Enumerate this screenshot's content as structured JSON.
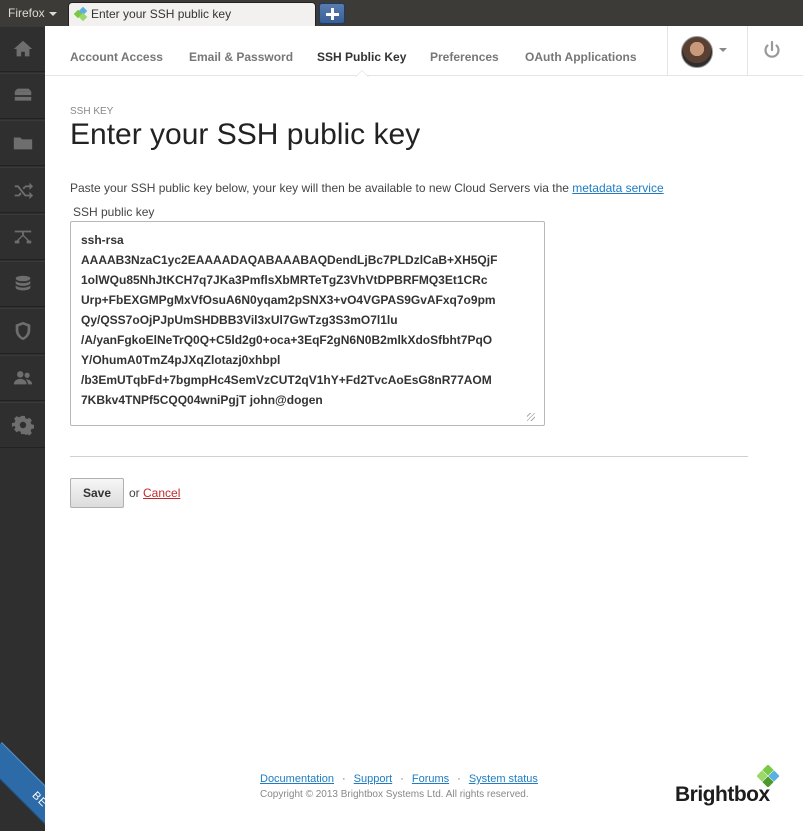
{
  "browser": {
    "menu_label": "Firefox",
    "tab_title": "Enter your SSH public key"
  },
  "sidebar": {
    "items": [
      {
        "icon": "home-icon"
      },
      {
        "icon": "server-icon"
      },
      {
        "icon": "folder-icon"
      },
      {
        "icon": "shuffle-icon"
      },
      {
        "icon": "load-balancer-icon"
      },
      {
        "icon": "database-icon"
      },
      {
        "icon": "shield-icon"
      },
      {
        "icon": "users-icon"
      },
      {
        "icon": "gear-icon"
      }
    ],
    "beta_label": "BETA"
  },
  "nav": {
    "tabs": [
      {
        "label": "Account Access"
      },
      {
        "label": "Email & Password"
      },
      {
        "label": "SSH Public Key"
      },
      {
        "label": "Preferences"
      },
      {
        "label": "OAuth Applications"
      }
    ],
    "active_tab": "SSH Public Key"
  },
  "main": {
    "section_label": "SSH KEY",
    "title": "Enter your SSH public key",
    "intro_text": "Paste your SSH public key below, your key will then be available to new Cloud Servers via the ",
    "intro_link": "metadata service",
    "field_label": "SSH public key",
    "ssh_key_value": "ssh-rsa\nAAAAB3NzaC1yc2EAAAADAQABAAABAQDendLjBc7PLDzlCaB+XH5QjF\n1olWQu85NhJtKCH7q7JKa3PmflsXbMRTeTgZ3VhVtDPBRFMQ3Et1CRc\nUrp+FbEXGMPgMxVfOsuA6N0yqam2pSNX3+vO4VGPAS9GvAFxq7o9pm\nQy/QSS7oOjPJpUmSHDBB3Vil3xUl7GwTzg3S3mO7l1lu\n/A/yanFgkoElNeTrQ0Q+C5ld2g0+oca+3EqF2gN6N0B2mlkXdoSfbht7PqO\nY/OhumA0TmZ4pJXqZlotazj0xhbpl\n/b3EmUTqbFd+7bgmpHc4SemVzCUT2qV1hY+Fd2TvcAoEsG8nR77AOM\n7KBkv4TNPf5CQQ04wniPgjT john@dogen",
    "save_label": "Save",
    "or_text": "or",
    "cancel_label": "Cancel"
  },
  "footer": {
    "links": [
      "Documentation",
      "Support",
      "Forums",
      "System status"
    ],
    "separator": "·",
    "copyright": "Copyright © 2013 Brightbox Systems Ltd. All rights reserved.",
    "logo_text": "Brightbox"
  },
  "colors": {
    "sidebar_bg": "#2f2f2f",
    "link": "#1d7cc3",
    "cancel": "#c0292c",
    "beta_ribbon": "#2c6aa8",
    "logo_green": "#7ac943"
  }
}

§ **Request**: Repeat every record precisely. Any picture among them stays out of the copy.

§ **Worked solution**:
Enumerate this screenshot's content as structured JSON.
{
  "browser": {
    "menu_label": "Firefox",
    "tab_title": "Enter your SSH public key"
  },
  "sidebar": {
    "items": [
      {
        "icon": "home-icon"
      },
      {
        "icon": "server-icon"
      },
      {
        "icon": "folder-icon"
      },
      {
        "icon": "shuffle-icon"
      },
      {
        "icon": "load-balancer-icon"
      },
      {
        "icon": "database-icon"
      },
      {
        "icon": "shield-icon"
      },
      {
        "icon": "users-icon"
      },
      {
        "icon": "gear-icon"
      }
    ],
    "beta_label": "BETA"
  },
  "nav": {
    "tabs": [
      {
        "label": "Account Access"
      },
      {
        "label": "Email & Password"
      },
      {
        "label": "SSH Public Key"
      },
      {
        "label": "Preferences"
      },
      {
        "label": "OAuth Applications"
      }
    ],
    "active_tab": "SSH Public Key"
  },
  "main": {
    "section_label": "SSH KEY",
    "title": "Enter your SSH public key",
    "intro_text": "Paste your SSH public key below, your key will then be available to new Cloud Servers via the ",
    "intro_link": "metadata service",
    "field_label": "SSH public key",
    "ssh_key_value": "ssh-rsa\nAAAAB3NzaC1yc2EAAAADAQABAAABAQDendLjBc7PLDzlCaB+XH5QjF\n1olWQu85NhJtKCH7q7JKa3PmflsXbMRTeTgZ3VhVtDPBRFMQ3Et1CRc\nUrp+FbEXGMPgMxVfOsuA6N0yqam2pSNX3+vO4VGPAS9GvAFxq7o9pm\nQy/QSS7oOjPJpUmSHDBB3Vil3xUl7GwTzg3S3mO7l1lu\n/A/yanFgkoElNeTrQ0Q+C5ld2g0+oca+3EqF2gN6N0B2mlkXdoSfbht7PqO\nY/OhumA0TmZ4pJXqZlotazj0xhbpl\n/b3EmUTqbFd+7bgmpHc4SemVzCUT2qV1hY+Fd2TvcAoEsG8nR77AOM\n7KBkv4TNPf5CQQ04wniPgjT john@dogen",
    "save_label": "Save",
    "or_text": "or",
    "cancel_label": "Cancel"
  },
  "footer": {
    "links": [
      "Documentation",
      "Support",
      "Forums",
      "System status"
    ],
    "separator": "·",
    "copyright": "Copyright © 2013 Brightbox Systems Ltd. All rights reserved.",
    "logo_text": "Brightbox"
  },
  "colors": {
    "sidebar_bg": "#2f2f2f",
    "link": "#1d7cc3",
    "cancel": "#c0292c",
    "beta_ribbon": "#2c6aa8",
    "logo_green": "#7ac943"
  }
}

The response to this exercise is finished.